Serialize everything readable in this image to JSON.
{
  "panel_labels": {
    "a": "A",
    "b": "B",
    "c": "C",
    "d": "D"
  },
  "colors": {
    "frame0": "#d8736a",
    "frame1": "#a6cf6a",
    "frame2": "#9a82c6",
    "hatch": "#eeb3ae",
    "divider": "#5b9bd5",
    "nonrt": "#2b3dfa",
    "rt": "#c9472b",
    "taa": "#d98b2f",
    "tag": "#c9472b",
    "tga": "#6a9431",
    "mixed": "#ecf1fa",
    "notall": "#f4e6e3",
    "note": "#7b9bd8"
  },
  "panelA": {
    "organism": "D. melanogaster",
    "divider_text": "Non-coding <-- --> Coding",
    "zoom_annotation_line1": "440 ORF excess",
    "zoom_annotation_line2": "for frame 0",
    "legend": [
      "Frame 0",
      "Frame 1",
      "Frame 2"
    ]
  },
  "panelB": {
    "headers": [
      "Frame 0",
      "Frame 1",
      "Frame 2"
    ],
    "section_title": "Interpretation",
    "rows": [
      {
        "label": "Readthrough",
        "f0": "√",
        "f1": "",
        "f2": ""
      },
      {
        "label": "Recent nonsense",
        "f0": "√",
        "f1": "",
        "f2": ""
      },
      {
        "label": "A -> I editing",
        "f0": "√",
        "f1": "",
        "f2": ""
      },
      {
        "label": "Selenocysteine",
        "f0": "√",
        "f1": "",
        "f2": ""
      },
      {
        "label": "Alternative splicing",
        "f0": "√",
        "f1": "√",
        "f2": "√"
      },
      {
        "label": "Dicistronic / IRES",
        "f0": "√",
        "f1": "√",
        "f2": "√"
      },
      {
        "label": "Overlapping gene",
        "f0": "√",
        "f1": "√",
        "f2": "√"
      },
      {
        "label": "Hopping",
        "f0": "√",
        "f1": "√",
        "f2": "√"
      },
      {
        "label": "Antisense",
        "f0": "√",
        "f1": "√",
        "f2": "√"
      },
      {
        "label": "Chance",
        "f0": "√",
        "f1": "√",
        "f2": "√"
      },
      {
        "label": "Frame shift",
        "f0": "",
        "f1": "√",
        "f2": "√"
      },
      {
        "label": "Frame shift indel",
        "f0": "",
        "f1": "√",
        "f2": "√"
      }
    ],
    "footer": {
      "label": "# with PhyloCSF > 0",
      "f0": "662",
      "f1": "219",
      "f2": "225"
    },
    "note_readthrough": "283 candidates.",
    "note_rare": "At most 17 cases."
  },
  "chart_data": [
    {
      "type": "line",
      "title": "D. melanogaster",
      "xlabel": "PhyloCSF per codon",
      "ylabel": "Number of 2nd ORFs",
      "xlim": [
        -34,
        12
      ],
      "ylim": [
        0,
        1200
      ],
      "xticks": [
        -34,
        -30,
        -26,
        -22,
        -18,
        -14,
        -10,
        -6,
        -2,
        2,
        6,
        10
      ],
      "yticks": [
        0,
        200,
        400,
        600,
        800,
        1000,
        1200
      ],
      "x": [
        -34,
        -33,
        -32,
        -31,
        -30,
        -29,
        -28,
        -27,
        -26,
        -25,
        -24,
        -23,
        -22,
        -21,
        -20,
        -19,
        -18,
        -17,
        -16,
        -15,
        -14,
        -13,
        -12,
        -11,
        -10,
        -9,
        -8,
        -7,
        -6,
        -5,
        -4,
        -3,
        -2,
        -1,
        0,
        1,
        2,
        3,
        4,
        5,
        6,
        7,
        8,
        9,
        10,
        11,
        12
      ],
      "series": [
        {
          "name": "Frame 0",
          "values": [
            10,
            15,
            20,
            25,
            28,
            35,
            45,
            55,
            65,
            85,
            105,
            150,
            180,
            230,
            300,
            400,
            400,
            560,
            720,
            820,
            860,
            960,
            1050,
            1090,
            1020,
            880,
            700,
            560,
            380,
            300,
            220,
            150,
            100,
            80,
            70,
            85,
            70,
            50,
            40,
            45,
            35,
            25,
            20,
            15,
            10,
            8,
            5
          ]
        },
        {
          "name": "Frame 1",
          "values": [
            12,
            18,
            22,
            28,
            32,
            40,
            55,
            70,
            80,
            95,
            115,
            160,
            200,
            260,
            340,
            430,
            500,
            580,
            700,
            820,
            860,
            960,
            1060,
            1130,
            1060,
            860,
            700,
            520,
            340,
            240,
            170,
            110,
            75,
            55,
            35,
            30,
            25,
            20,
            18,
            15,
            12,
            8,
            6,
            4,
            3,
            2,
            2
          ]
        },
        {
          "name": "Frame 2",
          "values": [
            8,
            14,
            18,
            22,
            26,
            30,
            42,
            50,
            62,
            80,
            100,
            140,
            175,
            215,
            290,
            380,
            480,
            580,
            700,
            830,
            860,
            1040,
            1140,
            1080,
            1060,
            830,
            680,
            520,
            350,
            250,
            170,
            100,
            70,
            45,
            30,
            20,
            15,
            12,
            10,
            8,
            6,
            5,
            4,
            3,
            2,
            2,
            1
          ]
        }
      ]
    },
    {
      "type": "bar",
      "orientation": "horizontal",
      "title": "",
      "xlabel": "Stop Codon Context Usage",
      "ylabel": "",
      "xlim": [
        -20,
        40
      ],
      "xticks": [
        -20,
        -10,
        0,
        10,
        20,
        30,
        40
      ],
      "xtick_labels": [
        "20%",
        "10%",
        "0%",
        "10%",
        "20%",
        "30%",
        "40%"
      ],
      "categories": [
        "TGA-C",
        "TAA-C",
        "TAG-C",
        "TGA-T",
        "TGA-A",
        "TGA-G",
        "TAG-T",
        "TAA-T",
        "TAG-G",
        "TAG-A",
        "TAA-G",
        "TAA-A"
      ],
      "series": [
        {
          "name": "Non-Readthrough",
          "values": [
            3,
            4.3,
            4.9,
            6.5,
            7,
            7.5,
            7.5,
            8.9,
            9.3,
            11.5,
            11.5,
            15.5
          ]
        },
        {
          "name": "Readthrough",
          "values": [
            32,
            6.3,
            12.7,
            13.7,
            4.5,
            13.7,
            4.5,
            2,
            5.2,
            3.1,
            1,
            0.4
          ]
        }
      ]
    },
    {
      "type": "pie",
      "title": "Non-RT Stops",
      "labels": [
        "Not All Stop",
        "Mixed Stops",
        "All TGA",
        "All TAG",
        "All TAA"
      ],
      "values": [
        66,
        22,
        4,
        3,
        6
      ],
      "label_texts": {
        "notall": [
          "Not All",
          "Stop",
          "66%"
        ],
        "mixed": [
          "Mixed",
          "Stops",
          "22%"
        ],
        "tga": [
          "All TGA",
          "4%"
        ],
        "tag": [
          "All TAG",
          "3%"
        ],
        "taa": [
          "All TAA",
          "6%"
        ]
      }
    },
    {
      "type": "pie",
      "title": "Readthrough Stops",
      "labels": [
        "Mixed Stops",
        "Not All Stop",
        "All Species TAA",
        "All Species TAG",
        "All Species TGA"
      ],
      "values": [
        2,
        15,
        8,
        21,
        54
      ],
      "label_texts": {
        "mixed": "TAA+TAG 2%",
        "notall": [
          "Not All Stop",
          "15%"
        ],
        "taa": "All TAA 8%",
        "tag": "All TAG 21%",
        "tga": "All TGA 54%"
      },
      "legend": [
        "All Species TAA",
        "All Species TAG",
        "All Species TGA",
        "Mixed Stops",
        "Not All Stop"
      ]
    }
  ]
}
* * * * * * * * *
- **WHAT THE EXERCISE ASKS**:
Restate each record word for word.

- **OUTPUT OF THE TASK**:
Serialize everything readable in this image to JSON.
{
  "panel_labels": {
    "a": "A",
    "b": "B",
    "c": "C",
    "d": "D"
  },
  "colors": {
    "frame0": "#d8736a",
    "frame1": "#a6cf6a",
    "frame2": "#9a82c6",
    "hatch": "#eeb3ae",
    "divider": "#5b9bd5",
    "nonrt": "#2b3dfa",
    "rt": "#c9472b",
    "taa": "#d98b2f",
    "tag": "#c9472b",
    "tga": "#6a9431",
    "mixed": "#ecf1fa",
    "notall": "#f4e6e3",
    "note": "#7b9bd8"
  },
  "panelA": {
    "organism": "D. melanogaster",
    "divider_text": "Non-coding <-- --> Coding",
    "zoom_annotation_line1": "440 ORF excess",
    "zoom_annotation_line2": "for frame 0",
    "legend": [
      "Frame 0",
      "Frame 1",
      "Frame 2"
    ]
  },
  "panelB": {
    "headers": [
      "Frame 0",
      "Frame 1",
      "Frame 2"
    ],
    "section_title": "Interpretation",
    "rows": [
      {
        "label": "Readthrough",
        "f0": "√",
        "f1": "",
        "f2": ""
      },
      {
        "label": "Recent nonsense",
        "f0": "√",
        "f1": "",
        "f2": ""
      },
      {
        "label": "A -> I editing",
        "f0": "√",
        "f1": "",
        "f2": ""
      },
      {
        "label": "Selenocysteine",
        "f0": "√",
        "f1": "",
        "f2": ""
      },
      {
        "label": "Alternative splicing",
        "f0": "√",
        "f1": "√",
        "f2": "√"
      },
      {
        "label": "Dicistronic / IRES",
        "f0": "√",
        "f1": "√",
        "f2": "√"
      },
      {
        "label": "Overlapping gene",
        "f0": "√",
        "f1": "√",
        "f2": "√"
      },
      {
        "label": "Hopping",
        "f0": "√",
        "f1": "√",
        "f2": "√"
      },
      {
        "label": "Antisense",
        "f0": "√",
        "f1": "√",
        "f2": "√"
      },
      {
        "label": "Chance",
        "f0": "√",
        "f1": "√",
        "f2": "√"
      },
      {
        "label": "Frame shift",
        "f0": "",
        "f1": "√",
        "f2": "√"
      },
      {
        "label": "Frame shift indel",
        "f0": "",
        "f1": "√",
        "f2": "√"
      }
    ],
    "footer": {
      "label": "# with PhyloCSF > 0",
      "f0": "662",
      "f1": "219",
      "f2": "225"
    },
    "note_readthrough": "283 candidates.",
    "note_rare": "At most 17 cases."
  },
  "chart_data": [
    {
      "type": "line",
      "title": "D. melanogaster",
      "xlabel": "PhyloCSF per codon",
      "ylabel": "Number of 2nd ORFs",
      "xlim": [
        -34,
        12
      ],
      "ylim": [
        0,
        1200
      ],
      "xticks": [
        -34,
        -30,
        -26,
        -22,
        -18,
        -14,
        -10,
        -6,
        -2,
        2,
        6,
        10
      ],
      "yticks": [
        0,
        200,
        400,
        600,
        800,
        1000,
        1200
      ],
      "x": [
        -34,
        -33,
        -32,
        -31,
        -30,
        -29,
        -28,
        -27,
        -26,
        -25,
        -24,
        -23,
        -22,
        -21,
        -20,
        -19,
        -18,
        -17,
        -16,
        -15,
        -14,
        -13,
        -12,
        -11,
        -10,
        -9,
        -8,
        -7,
        -6,
        -5,
        -4,
        -3,
        -2,
        -1,
        0,
        1,
        2,
        3,
        4,
        5,
        6,
        7,
        8,
        9,
        10,
        11,
        12
      ],
      "series": [
        {
          "name": "Frame 0",
          "values": [
            10,
            15,
            20,
            25,
            28,
            35,
            45,
            55,
            65,
            85,
            105,
            150,
            180,
            230,
            300,
            400,
            400,
            560,
            720,
            820,
            860,
            960,
            1050,
            1090,
            1020,
            880,
            700,
            560,
            380,
            300,
            220,
            150,
            100,
            80,
            70,
            85,
            70,
            50,
            40,
            45,
            35,
            25,
            20,
            15,
            10,
            8,
            5
          ]
        },
        {
          "name": "Frame 1",
          "values": [
            12,
            18,
            22,
            28,
            32,
            40,
            55,
            70,
            80,
            95,
            115,
            160,
            200,
            260,
            340,
            430,
            500,
            580,
            700,
            820,
            860,
            960,
            1060,
            1130,
            1060,
            860,
            700,
            520,
            340,
            240,
            170,
            110,
            75,
            55,
            35,
            30,
            25,
            20,
            18,
            15,
            12,
            8,
            6,
            4,
            3,
            2,
            2
          ]
        },
        {
          "name": "Frame 2",
          "values": [
            8,
            14,
            18,
            22,
            26,
            30,
            42,
            50,
            62,
            80,
            100,
            140,
            175,
            215,
            290,
            380,
            480,
            580,
            700,
            830,
            860,
            1040,
            1140,
            1080,
            1060,
            830,
            680,
            520,
            350,
            250,
            170,
            100,
            70,
            45,
            30,
            20,
            15,
            12,
            10,
            8,
            6,
            5,
            4,
            3,
            2,
            2,
            1
          ]
        }
      ]
    },
    {
      "type": "bar",
      "orientation": "horizontal",
      "title": "",
      "xlabel": "Stop Codon Context Usage",
      "ylabel": "",
      "xlim": [
        -20,
        40
      ],
      "xticks": [
        -20,
        -10,
        0,
        10,
        20,
        30,
        40
      ],
      "xtick_labels": [
        "20%",
        "10%",
        "0%",
        "10%",
        "20%",
        "30%",
        "40%"
      ],
      "categories": [
        "TGA-C",
        "TAA-C",
        "TAG-C",
        "TGA-T",
        "TGA-A",
        "TGA-G",
        "TAG-T",
        "TAA-T",
        "TAG-G",
        "TAG-A",
        "TAA-G",
        "TAA-A"
      ],
      "series": [
        {
          "name": "Non-Readthrough",
          "values": [
            3,
            4.3,
            4.9,
            6.5,
            7,
            7.5,
            7.5,
            8.9,
            9.3,
            11.5,
            11.5,
            15.5
          ]
        },
        {
          "name": "Readthrough",
          "values": [
            32,
            6.3,
            12.7,
            13.7,
            4.5,
            13.7,
            4.5,
            2,
            5.2,
            3.1,
            1,
            0.4
          ]
        }
      ]
    },
    {
      "type": "pie",
      "title": "Non-RT Stops",
      "labels": [
        "Not All Stop",
        "Mixed Stops",
        "All TGA",
        "All TAG",
        "All TAA"
      ],
      "values": [
        66,
        22,
        4,
        3,
        6
      ],
      "label_texts": {
        "notall": [
          "Not All",
          "Stop",
          "66%"
        ],
        "mixed": [
          "Mixed",
          "Stops",
          "22%"
        ],
        "tga": [
          "All TGA",
          "4%"
        ],
        "tag": [
          "All TAG",
          "3%"
        ],
        "taa": [
          "All TAA",
          "6%"
        ]
      }
    },
    {
      "type": "pie",
      "title": "Readthrough Stops",
      "labels": [
        "Mixed Stops",
        "Not All Stop",
        "All Species TAA",
        "All Species TAG",
        "All Species TGA"
      ],
      "values": [
        2,
        15,
        8,
        21,
        54
      ],
      "label_texts": {
        "mixed": "TAA+TAG 2%",
        "notall": [
          "Not All Stop",
          "15%"
        ],
        "taa": "All TAA 8%",
        "tag": "All TAG 21%",
        "tga": "All TGA 54%"
      },
      "legend": [
        "All Species TAA",
        "All Species TAG",
        "All Species TGA",
        "Mixed Stops",
        "Not All Stop"
      ]
    }
  ]
}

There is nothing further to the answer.